Requirements: From the listing that follows, output everything exactly except the pictures.

Dataset records:
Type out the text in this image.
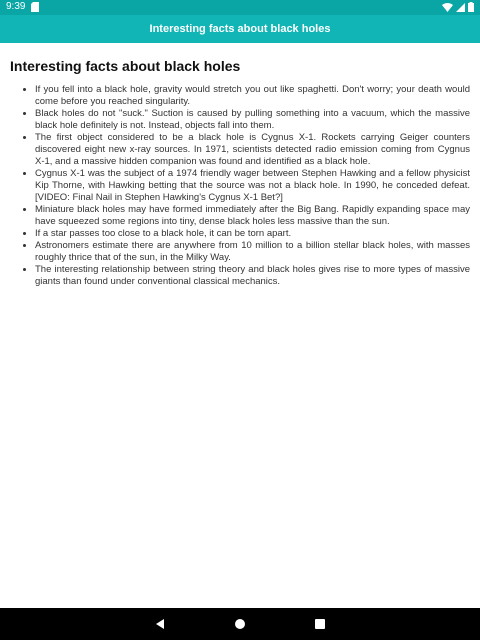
9:39
Interesting facts about black holes
Interesting facts about black holes
• If you fell into a black hole, gravity would stretch you out like spaghetti. Don't worry; your death would come before you reached singularity.
• Black holes do not "suck." Suction is caused by pulling something into a vacuum, which the massive black hole definitely is not. Instead, objects fall into them.
• The first object considered to be a black hole is Cygnus X-1. Rockets carrying Geiger counters discovered eight new x-ray sources. In 1971, scientists detected radio emission coming from Cygnus X-1, and a massive hidden companion was found and identified as a black hole.
• Cygnus X-1 was the subject of a 1974 friendly wager between Stephen Hawking and a fellow physicist Kip Thorne, with Hawking betting that the source was not a black hole. In 1990, he conceded defeat. [VIDEO: Final Nail in Stephen Hawking's Cygnus X-1 Bet?]
• Miniature black holes may have formed immediately after the Big Bang. Rapidly expanding space may have squeezed some regions into tiny, dense black holes less massive than the sun.
• If a star passes too close to a black hole, it can be torn apart.
• Astronomers estimate there are anywhere from 10 million to a billion stellar black holes, with masses roughly thrice that of the sun, in the Milky Way.
• The interesting relationship between string theory and black holes gives rise to more types of massive giants than found under conventional classical mechanics.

Written reply:
Type out the text in this image.
9:39
Interesting facts about black holes
Interesting facts about black holes
• If you fell into a black hole, gravity would stretch you out like spaghetti. Don't worry; your death would come before you reached singularity.
• Black holes do not "suck." Suction is caused by pulling something into a vacuum, which the massive black hole definitely is not. Instead, objects fall into them.
• The first object considered to be a black hole is Cygnus X-1. Rockets carrying Geiger counters discovered eight new x-ray sources. In 1971, scientists detected radio emission coming from Cygnus X-1, and a massive hidden companion was found and identified as a black hole.
• Cygnus X-1 was the subject of a 1974 friendly wager between Stephen Hawking and a fellow physicist Kip Thorne, with Hawking betting that the source was not a black hole. In 1990, he conceded defeat. [VIDEO: Final Nail in Stephen Hawking's Cygnus X-1 Bet?]
• Miniature black holes may have formed immediately after the Big Bang. Rapidly expanding space may have squeezed some regions into tiny, dense black holes less massive than the sun.
• If a star passes too close to a black hole, it can be torn apart.
• Astronomers estimate there are anywhere from 10 million to a billion stellar black holes, with masses roughly thrice that of the sun, in the Milky Way.
• The interesting relationship between string theory and black holes gives rise to more types of massive giants than found under conventional classical mechanics.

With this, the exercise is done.